[The input — start]
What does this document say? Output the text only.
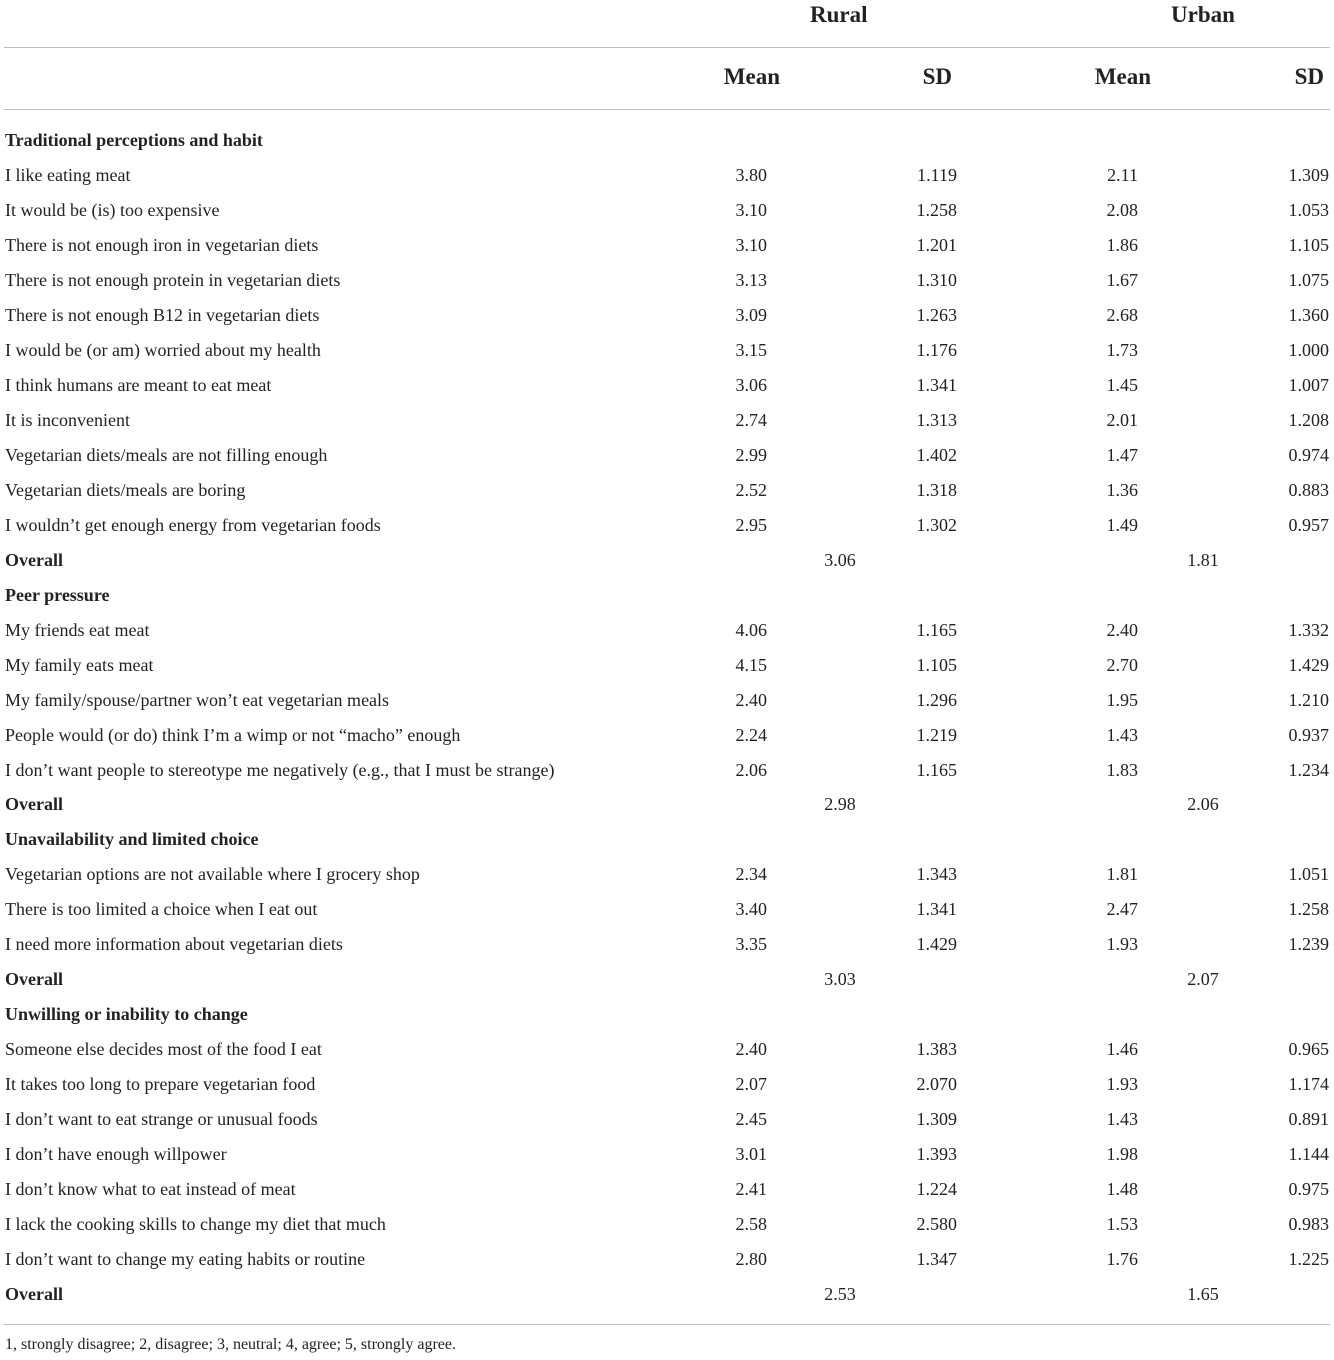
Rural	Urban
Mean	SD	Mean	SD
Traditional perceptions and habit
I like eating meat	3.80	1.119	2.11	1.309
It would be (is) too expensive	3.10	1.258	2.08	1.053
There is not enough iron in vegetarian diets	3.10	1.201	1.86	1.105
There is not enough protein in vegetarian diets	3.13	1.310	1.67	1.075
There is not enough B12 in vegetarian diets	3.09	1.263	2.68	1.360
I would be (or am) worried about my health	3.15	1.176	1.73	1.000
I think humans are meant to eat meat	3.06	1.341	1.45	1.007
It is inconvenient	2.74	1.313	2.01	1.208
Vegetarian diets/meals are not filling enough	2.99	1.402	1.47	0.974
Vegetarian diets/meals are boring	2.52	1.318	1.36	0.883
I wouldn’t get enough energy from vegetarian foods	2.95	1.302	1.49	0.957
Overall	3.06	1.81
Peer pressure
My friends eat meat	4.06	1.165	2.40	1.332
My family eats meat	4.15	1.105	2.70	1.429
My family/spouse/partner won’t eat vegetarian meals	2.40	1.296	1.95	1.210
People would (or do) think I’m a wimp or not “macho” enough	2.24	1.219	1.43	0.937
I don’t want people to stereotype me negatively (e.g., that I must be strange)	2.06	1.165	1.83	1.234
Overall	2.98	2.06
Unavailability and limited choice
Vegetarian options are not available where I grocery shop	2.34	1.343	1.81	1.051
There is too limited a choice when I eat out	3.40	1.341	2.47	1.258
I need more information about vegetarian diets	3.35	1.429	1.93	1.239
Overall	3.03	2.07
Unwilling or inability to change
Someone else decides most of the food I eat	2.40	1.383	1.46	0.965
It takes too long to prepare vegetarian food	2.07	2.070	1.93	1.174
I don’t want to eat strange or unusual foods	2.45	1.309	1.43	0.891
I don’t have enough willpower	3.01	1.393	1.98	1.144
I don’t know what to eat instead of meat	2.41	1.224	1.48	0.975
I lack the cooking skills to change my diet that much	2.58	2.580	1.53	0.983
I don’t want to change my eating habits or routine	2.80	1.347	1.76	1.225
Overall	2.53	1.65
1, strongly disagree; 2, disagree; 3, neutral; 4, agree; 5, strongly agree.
[The input — finish]
[The input — start]
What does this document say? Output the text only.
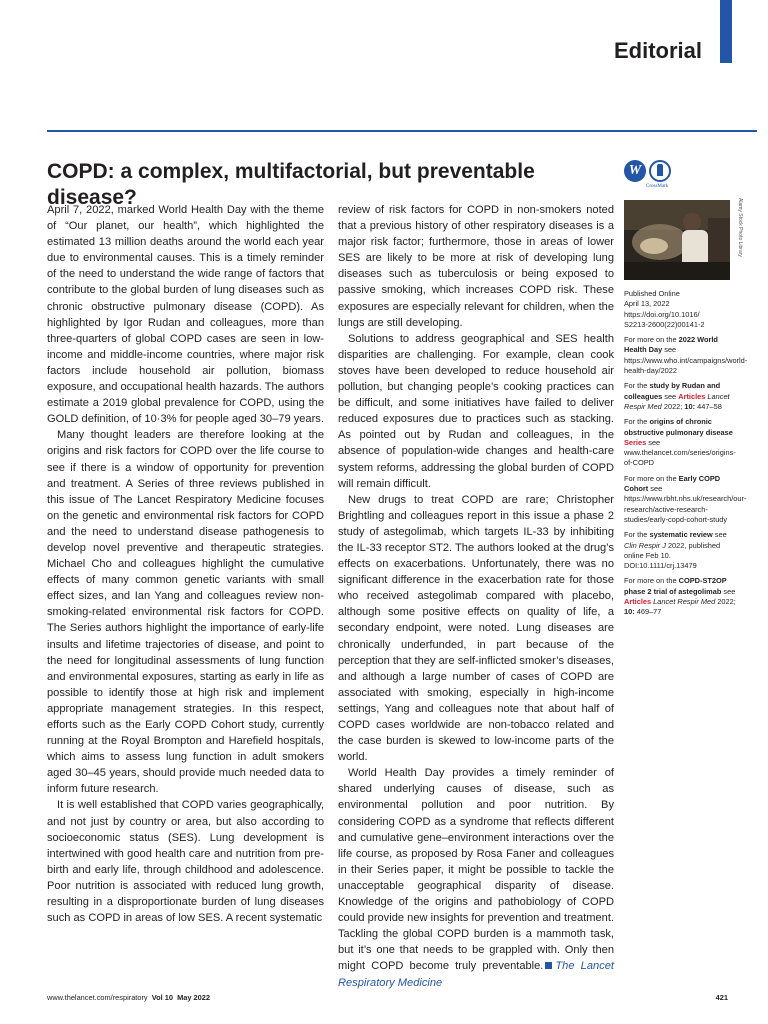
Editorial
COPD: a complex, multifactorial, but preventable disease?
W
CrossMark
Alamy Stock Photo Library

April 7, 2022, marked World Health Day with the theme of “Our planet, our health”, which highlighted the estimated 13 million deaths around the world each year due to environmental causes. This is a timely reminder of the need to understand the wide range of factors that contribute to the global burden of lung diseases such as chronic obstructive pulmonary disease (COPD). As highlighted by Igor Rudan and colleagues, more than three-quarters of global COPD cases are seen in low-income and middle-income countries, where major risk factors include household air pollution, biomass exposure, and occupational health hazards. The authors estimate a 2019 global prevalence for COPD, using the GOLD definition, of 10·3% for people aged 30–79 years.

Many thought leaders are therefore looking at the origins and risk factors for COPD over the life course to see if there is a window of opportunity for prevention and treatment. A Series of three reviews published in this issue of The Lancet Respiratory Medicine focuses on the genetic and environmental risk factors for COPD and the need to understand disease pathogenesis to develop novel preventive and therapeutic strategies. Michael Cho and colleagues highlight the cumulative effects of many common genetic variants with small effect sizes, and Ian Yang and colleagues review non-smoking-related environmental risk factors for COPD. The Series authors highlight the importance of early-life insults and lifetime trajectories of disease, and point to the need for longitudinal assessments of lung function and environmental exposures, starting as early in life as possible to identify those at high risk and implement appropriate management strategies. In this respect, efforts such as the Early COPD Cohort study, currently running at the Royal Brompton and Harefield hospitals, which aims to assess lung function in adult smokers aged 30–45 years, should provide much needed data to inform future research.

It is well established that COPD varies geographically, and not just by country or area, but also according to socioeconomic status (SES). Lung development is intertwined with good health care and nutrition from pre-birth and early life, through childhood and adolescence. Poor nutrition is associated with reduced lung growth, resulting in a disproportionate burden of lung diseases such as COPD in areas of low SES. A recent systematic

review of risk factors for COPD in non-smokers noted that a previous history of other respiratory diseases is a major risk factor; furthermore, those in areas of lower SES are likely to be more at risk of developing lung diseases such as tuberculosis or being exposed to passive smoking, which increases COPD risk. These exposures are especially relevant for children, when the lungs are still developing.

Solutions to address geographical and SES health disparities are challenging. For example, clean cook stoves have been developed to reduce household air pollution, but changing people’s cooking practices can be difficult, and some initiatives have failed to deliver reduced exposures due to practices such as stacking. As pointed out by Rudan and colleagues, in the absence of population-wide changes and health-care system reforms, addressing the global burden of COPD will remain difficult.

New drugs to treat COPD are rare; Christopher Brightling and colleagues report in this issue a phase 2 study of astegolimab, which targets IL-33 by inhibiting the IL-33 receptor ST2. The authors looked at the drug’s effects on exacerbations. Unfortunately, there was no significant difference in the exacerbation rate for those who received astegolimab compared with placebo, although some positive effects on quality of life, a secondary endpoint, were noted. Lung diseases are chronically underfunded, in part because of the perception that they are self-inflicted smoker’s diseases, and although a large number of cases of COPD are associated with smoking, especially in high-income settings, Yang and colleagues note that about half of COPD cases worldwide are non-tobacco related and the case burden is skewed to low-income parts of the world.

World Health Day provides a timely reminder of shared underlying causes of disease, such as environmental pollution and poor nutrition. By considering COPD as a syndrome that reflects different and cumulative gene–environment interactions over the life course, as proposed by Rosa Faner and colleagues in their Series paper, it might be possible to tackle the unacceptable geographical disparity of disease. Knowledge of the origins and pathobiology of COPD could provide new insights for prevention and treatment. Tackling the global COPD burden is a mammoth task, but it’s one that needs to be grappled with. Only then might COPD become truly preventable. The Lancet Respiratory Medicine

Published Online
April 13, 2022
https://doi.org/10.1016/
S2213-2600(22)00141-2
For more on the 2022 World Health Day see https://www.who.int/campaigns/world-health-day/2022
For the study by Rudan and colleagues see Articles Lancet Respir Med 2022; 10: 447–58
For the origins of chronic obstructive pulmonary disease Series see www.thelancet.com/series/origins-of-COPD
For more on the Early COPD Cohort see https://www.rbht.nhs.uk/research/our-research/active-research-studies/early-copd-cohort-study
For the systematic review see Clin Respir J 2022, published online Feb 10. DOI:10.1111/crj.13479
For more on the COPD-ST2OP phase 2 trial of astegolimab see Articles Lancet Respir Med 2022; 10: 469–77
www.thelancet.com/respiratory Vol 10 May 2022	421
[The input — finish]
[The input — start]
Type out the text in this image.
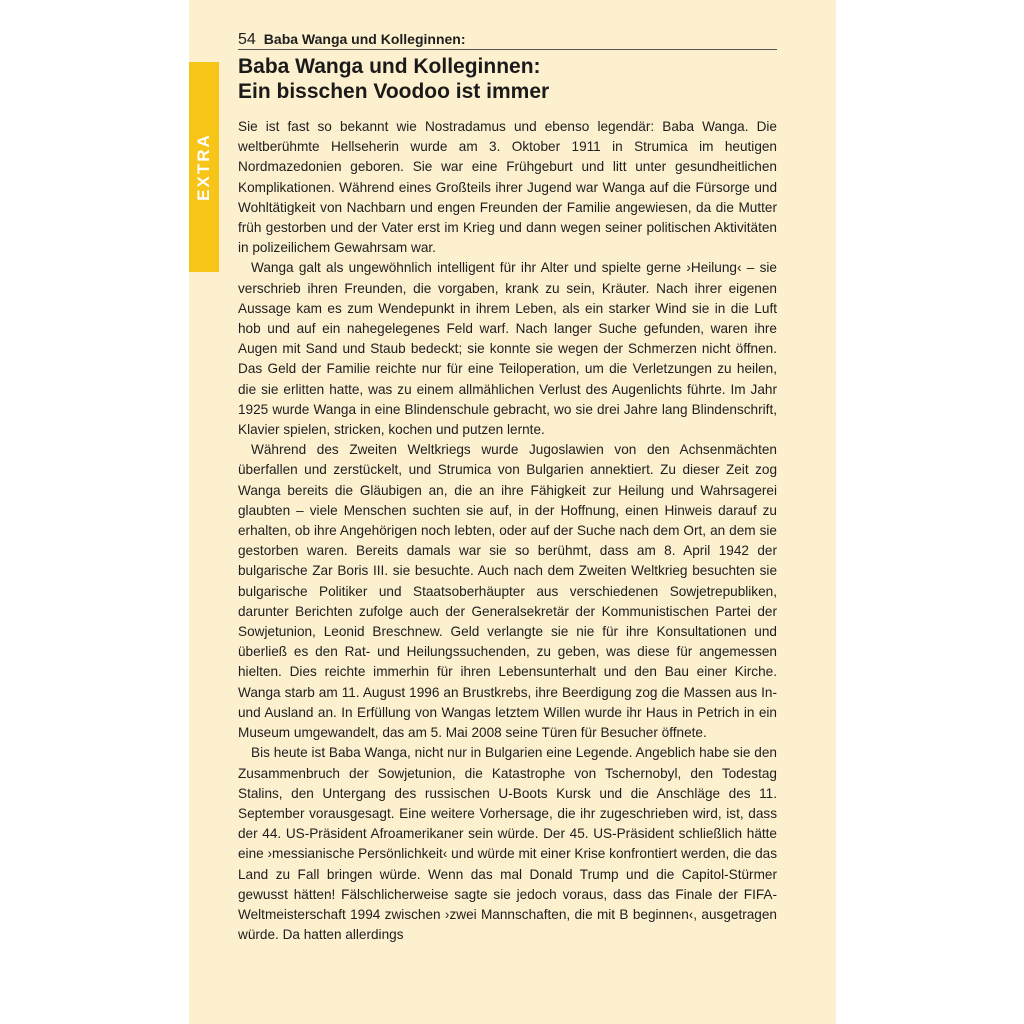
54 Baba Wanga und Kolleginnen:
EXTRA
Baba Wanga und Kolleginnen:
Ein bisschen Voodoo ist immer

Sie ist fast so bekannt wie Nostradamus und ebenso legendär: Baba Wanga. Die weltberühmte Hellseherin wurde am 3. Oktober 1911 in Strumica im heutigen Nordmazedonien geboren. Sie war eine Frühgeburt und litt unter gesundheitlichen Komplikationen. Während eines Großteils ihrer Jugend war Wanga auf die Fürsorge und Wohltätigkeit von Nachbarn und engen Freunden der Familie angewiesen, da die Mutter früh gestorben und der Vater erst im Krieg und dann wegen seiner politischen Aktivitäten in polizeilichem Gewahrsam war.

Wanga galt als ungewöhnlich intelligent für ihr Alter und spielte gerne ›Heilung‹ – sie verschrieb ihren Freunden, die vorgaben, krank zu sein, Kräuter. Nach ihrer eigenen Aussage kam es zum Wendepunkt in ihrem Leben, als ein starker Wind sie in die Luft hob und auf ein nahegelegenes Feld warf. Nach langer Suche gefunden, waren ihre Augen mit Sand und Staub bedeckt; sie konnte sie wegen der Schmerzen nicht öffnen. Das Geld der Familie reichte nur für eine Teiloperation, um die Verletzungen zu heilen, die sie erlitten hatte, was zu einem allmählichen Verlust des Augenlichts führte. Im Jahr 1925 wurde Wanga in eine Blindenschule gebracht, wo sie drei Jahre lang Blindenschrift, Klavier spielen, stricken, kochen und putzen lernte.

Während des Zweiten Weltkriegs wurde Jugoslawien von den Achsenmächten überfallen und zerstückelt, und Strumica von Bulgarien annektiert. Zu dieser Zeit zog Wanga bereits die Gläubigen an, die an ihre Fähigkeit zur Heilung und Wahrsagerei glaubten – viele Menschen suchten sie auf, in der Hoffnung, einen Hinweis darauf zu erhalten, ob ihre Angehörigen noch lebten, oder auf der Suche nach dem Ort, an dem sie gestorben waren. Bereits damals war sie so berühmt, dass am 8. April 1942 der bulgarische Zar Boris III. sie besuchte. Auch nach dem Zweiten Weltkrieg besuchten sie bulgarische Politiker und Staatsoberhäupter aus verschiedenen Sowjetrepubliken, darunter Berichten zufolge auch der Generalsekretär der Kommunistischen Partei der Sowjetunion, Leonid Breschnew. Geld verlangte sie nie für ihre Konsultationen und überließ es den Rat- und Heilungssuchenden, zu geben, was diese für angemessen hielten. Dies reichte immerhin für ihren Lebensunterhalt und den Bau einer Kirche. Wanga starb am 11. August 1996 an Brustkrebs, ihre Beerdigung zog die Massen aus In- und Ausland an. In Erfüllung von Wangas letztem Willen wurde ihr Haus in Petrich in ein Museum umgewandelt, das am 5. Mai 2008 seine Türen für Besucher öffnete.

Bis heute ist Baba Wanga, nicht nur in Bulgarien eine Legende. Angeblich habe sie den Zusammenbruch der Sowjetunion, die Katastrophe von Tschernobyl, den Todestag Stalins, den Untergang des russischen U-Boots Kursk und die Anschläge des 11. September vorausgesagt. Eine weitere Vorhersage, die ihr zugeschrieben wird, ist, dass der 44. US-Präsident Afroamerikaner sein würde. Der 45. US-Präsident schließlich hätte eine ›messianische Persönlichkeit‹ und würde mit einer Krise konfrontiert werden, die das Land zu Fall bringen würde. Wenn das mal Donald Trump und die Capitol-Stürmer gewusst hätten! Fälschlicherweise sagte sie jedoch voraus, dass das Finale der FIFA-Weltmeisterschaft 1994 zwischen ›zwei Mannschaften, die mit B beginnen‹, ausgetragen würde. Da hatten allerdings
[The input — finish]
> [What is needed]: Copy out each line of the material in which the word "choice" turns up.

> [Response to the task]:
Unavailability and limited choice
There is too limited a choice when I eat out	3.40	1.341	2.47	1.258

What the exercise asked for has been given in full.